* TASK GOAL
Keep every line where the word "Software" appears; drop the rest.

Stored entries
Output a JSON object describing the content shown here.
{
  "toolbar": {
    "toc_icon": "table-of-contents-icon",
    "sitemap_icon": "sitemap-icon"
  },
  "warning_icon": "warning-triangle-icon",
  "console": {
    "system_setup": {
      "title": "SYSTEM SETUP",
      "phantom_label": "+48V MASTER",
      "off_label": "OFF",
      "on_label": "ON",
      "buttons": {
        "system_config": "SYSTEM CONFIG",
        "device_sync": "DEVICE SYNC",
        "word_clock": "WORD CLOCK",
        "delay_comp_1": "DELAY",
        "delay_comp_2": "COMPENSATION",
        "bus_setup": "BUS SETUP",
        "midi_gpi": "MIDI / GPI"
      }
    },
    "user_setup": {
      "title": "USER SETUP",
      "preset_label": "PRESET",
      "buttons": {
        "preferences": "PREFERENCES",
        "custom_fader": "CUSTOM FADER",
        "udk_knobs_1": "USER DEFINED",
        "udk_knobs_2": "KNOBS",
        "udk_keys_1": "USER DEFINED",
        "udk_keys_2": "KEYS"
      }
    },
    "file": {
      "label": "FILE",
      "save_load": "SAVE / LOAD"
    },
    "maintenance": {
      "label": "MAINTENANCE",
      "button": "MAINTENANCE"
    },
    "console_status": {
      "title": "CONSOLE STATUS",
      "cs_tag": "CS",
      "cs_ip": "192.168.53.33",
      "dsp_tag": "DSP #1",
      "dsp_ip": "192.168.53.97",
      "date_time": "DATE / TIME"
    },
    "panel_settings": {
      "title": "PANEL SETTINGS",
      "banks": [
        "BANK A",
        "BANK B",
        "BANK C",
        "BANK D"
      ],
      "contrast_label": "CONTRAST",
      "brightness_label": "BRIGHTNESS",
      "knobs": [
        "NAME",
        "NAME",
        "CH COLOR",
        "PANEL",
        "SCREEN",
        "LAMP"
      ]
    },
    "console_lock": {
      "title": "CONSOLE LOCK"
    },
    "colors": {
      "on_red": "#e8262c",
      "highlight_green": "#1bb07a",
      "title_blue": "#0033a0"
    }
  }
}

---

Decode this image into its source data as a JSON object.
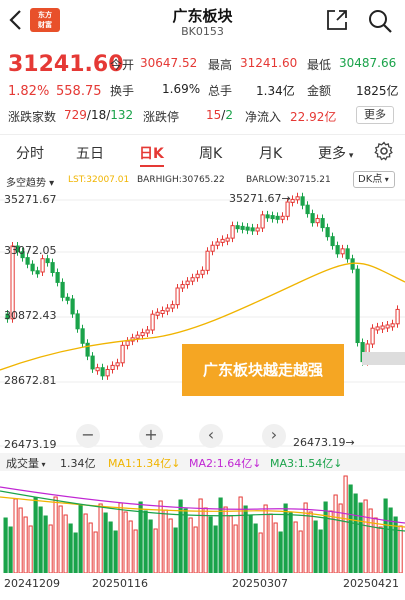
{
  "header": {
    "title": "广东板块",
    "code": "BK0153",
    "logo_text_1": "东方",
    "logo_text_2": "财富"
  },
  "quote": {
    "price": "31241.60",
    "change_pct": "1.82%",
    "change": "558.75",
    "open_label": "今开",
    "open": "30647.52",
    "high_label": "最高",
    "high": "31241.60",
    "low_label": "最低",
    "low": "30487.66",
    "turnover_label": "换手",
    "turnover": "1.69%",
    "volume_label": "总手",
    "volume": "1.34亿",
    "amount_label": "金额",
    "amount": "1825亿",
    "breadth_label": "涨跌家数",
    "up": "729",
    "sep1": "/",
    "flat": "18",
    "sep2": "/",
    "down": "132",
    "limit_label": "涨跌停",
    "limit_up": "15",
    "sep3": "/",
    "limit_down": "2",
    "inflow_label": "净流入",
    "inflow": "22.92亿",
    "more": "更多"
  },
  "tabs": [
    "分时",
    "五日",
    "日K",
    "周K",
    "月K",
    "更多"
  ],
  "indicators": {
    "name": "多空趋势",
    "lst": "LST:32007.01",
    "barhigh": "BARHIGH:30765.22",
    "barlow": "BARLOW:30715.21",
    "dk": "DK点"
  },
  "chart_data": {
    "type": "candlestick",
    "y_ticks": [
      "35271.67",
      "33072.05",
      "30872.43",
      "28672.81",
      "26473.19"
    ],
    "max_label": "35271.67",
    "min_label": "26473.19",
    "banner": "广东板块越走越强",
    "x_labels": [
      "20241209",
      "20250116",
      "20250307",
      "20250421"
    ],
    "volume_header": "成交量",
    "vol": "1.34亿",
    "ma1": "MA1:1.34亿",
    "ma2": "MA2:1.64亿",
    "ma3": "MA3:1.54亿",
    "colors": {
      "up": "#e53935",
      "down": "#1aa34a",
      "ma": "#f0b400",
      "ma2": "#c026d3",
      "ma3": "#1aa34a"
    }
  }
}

* * *

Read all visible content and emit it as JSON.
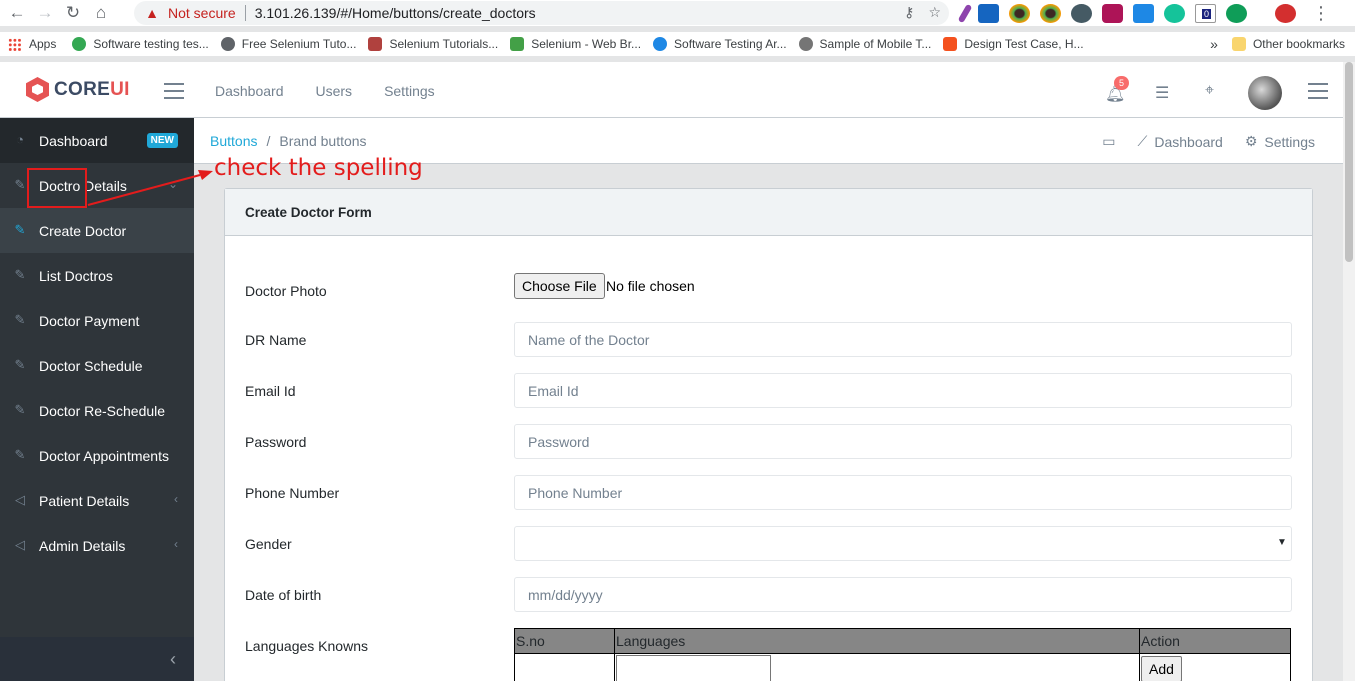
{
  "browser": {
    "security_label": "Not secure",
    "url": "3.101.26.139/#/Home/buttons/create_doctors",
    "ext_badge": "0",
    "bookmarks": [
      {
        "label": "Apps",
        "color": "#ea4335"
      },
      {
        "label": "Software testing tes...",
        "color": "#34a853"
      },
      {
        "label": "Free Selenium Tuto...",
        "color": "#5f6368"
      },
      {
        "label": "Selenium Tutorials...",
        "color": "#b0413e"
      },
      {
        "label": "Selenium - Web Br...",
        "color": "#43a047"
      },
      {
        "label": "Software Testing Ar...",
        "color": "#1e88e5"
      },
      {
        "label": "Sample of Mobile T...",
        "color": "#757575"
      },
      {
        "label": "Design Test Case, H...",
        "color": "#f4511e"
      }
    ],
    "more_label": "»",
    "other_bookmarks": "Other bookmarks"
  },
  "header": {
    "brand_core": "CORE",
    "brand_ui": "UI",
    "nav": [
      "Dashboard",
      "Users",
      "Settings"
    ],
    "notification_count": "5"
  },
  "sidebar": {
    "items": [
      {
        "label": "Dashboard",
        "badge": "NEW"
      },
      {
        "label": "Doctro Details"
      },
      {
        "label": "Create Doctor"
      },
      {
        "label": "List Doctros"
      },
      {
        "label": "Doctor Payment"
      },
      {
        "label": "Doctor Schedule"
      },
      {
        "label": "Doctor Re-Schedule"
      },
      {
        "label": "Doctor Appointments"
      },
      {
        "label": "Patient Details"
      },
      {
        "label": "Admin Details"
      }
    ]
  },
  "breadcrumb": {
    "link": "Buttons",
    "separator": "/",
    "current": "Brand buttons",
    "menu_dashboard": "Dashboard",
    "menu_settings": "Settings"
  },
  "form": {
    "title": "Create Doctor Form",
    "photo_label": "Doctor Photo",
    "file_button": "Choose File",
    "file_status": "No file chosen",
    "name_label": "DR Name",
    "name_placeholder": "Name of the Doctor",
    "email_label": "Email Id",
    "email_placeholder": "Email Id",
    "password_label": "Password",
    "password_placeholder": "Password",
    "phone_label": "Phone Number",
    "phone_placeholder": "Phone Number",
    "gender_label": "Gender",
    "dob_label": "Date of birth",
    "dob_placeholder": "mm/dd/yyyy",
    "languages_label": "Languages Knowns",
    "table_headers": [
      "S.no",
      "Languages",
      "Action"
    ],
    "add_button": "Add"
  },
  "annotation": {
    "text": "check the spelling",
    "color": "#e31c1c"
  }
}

* TASK OUTPUT
        "label": "Software testing tes...",
        "label": "Software Testing Ar...",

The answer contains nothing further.